_REQUEST_: Identify each line containing the word "asosiy" and copy it.

** begin INPUT FOR THIS TASK **

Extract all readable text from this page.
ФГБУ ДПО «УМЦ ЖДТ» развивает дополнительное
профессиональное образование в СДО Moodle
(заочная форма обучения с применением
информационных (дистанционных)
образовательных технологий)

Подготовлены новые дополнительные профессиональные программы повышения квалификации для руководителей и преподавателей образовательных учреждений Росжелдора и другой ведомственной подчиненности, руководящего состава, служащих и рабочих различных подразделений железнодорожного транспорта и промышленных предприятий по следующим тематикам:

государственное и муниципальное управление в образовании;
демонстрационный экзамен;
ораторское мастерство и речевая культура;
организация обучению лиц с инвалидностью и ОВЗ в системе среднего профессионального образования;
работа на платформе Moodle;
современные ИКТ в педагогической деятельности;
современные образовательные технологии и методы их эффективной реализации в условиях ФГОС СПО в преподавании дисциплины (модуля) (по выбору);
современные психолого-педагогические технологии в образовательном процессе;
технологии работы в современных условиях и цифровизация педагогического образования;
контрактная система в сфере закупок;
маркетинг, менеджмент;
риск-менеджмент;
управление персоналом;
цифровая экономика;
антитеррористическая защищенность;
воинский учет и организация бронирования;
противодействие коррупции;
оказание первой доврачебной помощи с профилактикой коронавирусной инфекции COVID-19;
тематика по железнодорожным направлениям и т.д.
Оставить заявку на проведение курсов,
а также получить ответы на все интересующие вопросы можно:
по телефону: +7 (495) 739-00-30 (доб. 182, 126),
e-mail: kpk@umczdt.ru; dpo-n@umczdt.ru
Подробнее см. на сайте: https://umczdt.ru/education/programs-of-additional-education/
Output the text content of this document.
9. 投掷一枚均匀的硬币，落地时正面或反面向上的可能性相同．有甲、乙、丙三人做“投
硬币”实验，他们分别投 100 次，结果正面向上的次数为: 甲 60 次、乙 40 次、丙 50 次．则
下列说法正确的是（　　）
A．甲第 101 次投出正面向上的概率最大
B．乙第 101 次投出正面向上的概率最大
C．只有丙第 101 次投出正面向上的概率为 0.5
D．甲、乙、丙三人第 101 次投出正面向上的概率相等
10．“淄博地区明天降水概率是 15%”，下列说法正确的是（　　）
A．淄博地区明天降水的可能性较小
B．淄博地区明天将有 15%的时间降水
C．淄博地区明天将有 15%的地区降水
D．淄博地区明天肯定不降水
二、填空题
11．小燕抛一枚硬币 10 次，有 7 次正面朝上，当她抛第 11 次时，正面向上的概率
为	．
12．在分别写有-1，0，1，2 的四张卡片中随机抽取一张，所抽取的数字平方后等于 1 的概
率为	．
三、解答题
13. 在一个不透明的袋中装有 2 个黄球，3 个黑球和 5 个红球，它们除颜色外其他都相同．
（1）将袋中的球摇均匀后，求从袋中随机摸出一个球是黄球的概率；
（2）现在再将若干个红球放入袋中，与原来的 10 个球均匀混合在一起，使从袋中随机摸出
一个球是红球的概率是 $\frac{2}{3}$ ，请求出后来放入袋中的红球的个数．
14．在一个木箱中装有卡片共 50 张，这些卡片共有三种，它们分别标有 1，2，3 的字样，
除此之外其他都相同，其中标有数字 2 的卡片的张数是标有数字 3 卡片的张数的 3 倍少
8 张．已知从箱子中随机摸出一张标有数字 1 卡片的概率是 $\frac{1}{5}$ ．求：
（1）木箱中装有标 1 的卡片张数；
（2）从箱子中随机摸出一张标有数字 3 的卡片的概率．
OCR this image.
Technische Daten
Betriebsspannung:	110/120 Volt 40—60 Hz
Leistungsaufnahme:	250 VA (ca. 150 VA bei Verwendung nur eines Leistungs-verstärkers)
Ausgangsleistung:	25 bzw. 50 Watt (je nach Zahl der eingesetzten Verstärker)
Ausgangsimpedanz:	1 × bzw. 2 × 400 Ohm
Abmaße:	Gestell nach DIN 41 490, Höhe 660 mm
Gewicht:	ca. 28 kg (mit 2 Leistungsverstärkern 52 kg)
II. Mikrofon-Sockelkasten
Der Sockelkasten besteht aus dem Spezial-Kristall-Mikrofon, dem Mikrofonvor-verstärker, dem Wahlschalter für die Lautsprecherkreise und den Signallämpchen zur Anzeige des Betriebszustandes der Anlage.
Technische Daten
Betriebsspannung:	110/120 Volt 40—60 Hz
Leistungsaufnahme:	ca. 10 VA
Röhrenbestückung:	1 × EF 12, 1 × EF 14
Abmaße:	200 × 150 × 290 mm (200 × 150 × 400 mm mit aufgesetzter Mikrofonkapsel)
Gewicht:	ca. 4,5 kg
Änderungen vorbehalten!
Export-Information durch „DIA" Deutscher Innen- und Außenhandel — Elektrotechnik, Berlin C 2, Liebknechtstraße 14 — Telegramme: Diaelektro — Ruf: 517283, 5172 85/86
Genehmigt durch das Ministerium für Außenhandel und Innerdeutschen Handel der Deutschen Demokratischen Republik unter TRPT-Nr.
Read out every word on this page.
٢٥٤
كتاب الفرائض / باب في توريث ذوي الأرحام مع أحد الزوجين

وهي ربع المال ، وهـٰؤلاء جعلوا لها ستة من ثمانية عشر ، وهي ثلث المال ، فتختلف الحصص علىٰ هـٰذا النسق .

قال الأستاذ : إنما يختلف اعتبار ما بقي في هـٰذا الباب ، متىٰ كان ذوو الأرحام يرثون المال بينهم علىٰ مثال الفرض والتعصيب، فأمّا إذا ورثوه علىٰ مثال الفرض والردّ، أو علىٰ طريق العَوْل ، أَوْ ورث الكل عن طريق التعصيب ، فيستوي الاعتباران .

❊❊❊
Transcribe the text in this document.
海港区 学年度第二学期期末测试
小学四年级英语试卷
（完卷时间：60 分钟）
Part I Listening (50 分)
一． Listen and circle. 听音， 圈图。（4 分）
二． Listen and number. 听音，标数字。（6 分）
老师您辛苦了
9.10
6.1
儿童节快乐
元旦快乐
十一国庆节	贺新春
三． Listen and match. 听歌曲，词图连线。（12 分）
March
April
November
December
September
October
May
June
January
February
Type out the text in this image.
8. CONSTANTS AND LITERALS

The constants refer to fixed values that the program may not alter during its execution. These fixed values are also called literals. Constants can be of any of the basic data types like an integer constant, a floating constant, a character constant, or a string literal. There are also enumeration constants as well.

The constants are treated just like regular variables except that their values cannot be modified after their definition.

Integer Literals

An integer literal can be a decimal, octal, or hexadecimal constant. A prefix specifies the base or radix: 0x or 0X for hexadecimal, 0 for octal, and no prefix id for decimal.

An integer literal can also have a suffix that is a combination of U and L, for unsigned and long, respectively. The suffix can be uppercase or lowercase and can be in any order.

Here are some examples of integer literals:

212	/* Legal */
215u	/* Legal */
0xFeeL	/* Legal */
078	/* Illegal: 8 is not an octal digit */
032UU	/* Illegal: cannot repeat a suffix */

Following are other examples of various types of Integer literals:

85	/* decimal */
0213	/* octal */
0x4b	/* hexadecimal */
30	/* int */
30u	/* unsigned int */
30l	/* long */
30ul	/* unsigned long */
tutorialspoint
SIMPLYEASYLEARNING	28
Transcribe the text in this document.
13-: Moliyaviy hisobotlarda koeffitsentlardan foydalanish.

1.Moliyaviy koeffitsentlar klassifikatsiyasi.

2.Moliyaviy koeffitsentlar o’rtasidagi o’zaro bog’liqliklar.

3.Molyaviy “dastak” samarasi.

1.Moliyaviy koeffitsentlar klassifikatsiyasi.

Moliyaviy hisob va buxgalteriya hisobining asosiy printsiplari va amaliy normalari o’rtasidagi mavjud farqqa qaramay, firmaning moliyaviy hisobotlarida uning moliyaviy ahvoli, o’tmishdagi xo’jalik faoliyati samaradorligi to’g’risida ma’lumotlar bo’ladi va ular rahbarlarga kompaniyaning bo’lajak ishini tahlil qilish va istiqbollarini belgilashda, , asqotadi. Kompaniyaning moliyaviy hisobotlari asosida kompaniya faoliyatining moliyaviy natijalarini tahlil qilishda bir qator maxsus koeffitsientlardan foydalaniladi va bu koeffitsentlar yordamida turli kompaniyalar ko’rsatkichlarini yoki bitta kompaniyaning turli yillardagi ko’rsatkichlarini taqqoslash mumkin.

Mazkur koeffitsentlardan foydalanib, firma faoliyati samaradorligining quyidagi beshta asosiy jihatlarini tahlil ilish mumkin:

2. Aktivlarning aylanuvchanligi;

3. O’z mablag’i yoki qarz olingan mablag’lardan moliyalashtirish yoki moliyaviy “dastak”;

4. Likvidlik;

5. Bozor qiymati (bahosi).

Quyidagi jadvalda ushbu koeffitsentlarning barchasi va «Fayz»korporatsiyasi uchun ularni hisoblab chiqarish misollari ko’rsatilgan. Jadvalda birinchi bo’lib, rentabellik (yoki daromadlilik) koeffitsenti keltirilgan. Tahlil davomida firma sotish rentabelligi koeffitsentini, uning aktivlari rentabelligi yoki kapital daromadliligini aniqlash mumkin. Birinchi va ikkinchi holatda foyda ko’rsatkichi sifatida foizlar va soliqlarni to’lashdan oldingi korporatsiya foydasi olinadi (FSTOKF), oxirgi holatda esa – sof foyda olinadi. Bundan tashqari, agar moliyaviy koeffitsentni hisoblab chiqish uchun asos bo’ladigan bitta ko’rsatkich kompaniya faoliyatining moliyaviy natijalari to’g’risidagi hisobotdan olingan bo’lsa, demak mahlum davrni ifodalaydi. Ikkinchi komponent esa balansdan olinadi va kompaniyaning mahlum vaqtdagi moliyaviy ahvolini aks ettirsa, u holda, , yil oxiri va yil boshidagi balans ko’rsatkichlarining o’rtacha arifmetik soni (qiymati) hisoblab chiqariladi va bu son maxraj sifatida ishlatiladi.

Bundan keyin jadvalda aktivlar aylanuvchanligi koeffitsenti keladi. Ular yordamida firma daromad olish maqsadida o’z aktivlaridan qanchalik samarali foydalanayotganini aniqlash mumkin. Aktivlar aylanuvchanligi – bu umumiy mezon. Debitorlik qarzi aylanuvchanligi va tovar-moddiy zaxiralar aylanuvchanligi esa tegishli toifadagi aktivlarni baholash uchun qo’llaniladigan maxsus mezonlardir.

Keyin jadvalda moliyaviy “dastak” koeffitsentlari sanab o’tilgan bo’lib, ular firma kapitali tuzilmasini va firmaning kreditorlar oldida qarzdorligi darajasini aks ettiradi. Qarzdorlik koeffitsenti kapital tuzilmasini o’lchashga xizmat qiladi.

** end INPUT FOR THIS TASK **

_SOLVED PROBLEM_:
Moliyaviy hisob va buxgalteriya hisobining asosiy printsiplari va amaliy normalari o’rtasidagi mavjud farqqa qaramay, firmaning moliyaviy hisobotlarida uning moliyaviy ahvoli, o’tmishdagi xo’jalik faoliyati samaradorligi to’g’risida ma’lumotlar bo’ladi va ular rahbarlarga kompaniyaning bo’lajak ishini tahlil qilish va istiqbollarini belgilashda, , asqotadi. Kompaniyaning moliyaviy hisobotlari asosida kompaniya faoliyatining moliyaviy natijalarini tahlil qilishda bir qator maxsus koeffitsientlardan foydalaniladi va bu koeffitsentlar yordamida turli kompaniyalar ko’rsatkichlarini yoki bitta kompaniyaning turli yillardagi ko’rsatkichlarini taqqoslash mumkin.
Mazkur koeffitsentlardan foydalanib, firma faoliyati samaradorligining quyidagi beshta asosiy jihatlarini tahlil ilish mumkin:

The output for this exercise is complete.